WHAT IS REQUIRED. Where a line of the material contains the string "JSON", copy that line.

DATASET ROWS.

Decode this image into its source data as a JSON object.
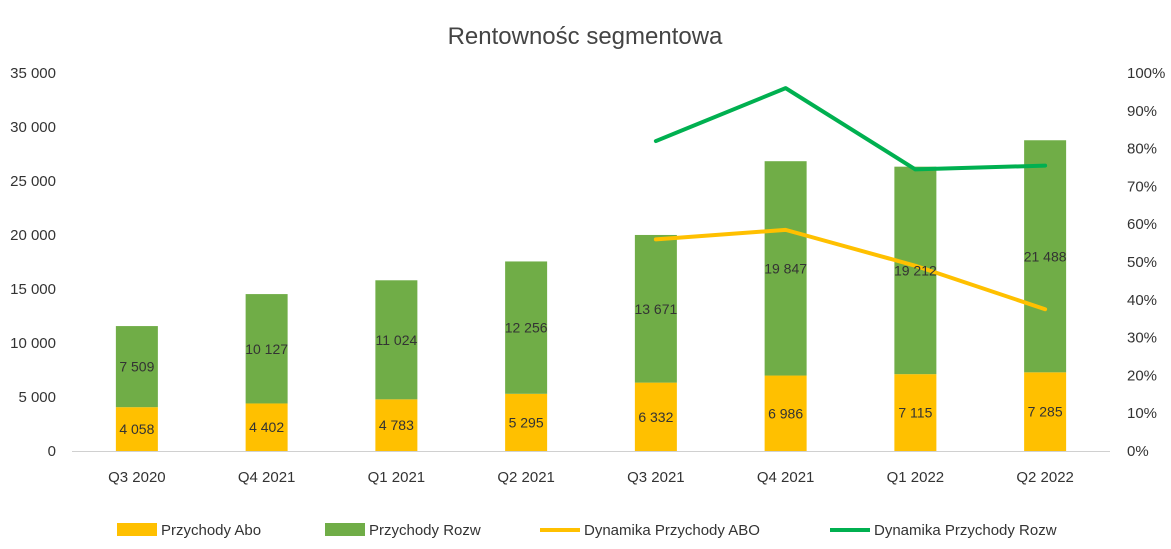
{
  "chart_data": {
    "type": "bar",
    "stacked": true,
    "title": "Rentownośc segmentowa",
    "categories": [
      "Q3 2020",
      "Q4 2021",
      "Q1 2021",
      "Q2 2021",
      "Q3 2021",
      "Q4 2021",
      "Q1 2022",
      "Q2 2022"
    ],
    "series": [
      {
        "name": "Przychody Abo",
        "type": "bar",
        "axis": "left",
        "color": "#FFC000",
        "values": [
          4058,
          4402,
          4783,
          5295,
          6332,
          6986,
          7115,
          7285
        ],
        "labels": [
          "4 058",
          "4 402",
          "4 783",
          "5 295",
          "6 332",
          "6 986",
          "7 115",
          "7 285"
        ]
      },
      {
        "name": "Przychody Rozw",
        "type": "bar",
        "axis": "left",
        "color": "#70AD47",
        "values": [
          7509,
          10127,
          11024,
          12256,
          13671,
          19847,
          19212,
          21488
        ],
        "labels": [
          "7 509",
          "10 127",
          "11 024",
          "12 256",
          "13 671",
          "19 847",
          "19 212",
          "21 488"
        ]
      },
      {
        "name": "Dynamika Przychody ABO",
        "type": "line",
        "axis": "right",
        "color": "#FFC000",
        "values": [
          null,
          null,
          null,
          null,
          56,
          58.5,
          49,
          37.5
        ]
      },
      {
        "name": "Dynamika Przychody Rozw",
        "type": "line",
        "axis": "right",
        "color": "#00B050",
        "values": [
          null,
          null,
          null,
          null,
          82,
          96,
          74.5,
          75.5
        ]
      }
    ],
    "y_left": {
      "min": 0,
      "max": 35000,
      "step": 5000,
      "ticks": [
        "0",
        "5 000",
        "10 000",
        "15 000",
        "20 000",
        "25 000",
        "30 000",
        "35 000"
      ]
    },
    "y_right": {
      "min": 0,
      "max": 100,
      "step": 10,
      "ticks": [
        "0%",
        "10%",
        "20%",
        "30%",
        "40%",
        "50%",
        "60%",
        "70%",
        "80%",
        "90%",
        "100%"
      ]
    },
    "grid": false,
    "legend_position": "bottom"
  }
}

--

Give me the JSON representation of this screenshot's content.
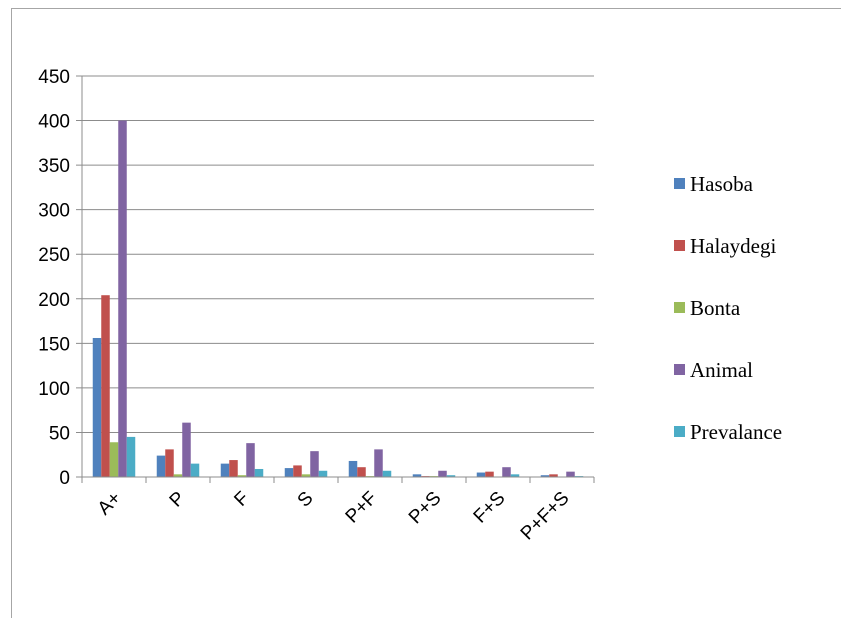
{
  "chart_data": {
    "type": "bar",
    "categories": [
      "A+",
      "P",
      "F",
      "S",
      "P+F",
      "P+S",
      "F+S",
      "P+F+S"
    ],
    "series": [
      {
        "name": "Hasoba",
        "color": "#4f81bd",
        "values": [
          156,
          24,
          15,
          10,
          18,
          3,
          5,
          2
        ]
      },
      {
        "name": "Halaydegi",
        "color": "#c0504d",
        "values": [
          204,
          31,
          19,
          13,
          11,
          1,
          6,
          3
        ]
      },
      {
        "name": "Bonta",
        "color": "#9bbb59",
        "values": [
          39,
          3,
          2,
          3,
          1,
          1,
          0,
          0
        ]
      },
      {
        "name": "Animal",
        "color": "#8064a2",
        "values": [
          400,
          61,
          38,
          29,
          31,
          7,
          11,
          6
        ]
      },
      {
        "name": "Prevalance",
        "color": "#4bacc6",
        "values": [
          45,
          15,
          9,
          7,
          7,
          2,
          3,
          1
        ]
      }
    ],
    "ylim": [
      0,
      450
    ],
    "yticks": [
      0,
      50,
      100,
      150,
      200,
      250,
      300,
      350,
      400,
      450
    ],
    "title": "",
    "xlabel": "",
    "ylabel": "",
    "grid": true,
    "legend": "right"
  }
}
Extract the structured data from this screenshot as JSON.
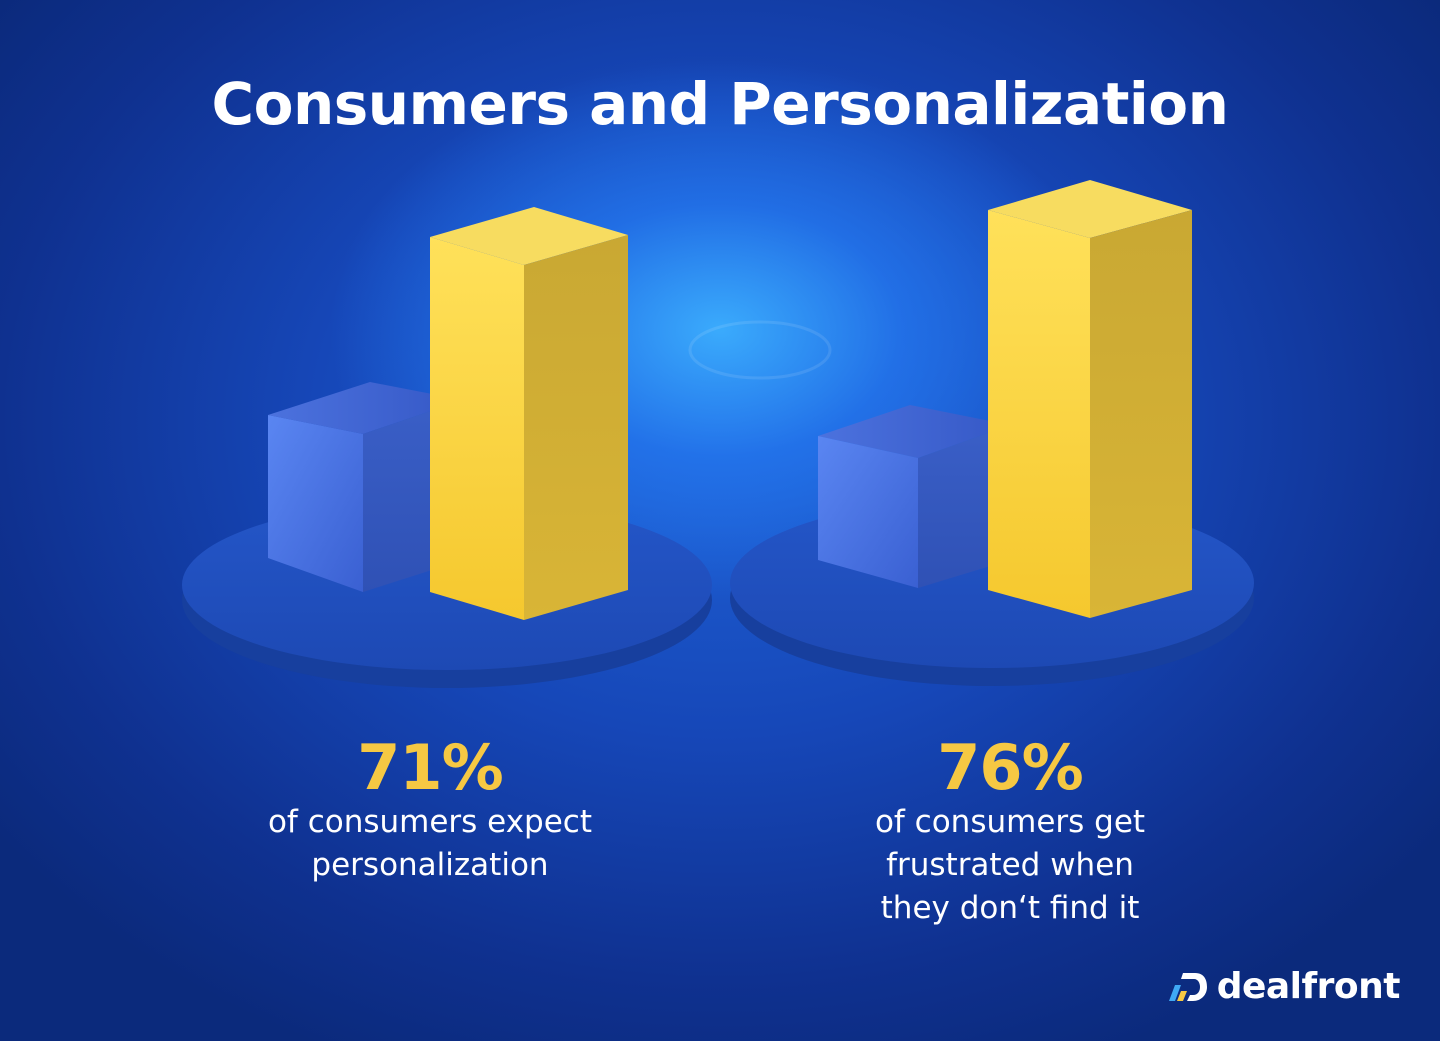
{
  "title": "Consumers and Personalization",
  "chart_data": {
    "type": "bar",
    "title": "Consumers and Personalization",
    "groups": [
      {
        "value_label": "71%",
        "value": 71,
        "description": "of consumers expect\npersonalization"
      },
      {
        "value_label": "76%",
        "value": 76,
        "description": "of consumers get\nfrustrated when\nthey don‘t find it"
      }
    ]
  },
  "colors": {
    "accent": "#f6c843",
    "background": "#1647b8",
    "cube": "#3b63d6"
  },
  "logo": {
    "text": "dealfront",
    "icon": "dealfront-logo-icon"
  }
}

FULL SOLUTION.
Decode this image into its source data as a JSON object.
Give me the JSON representation of this screenshot's content.
Extract the structured data from this screenshot as JSON.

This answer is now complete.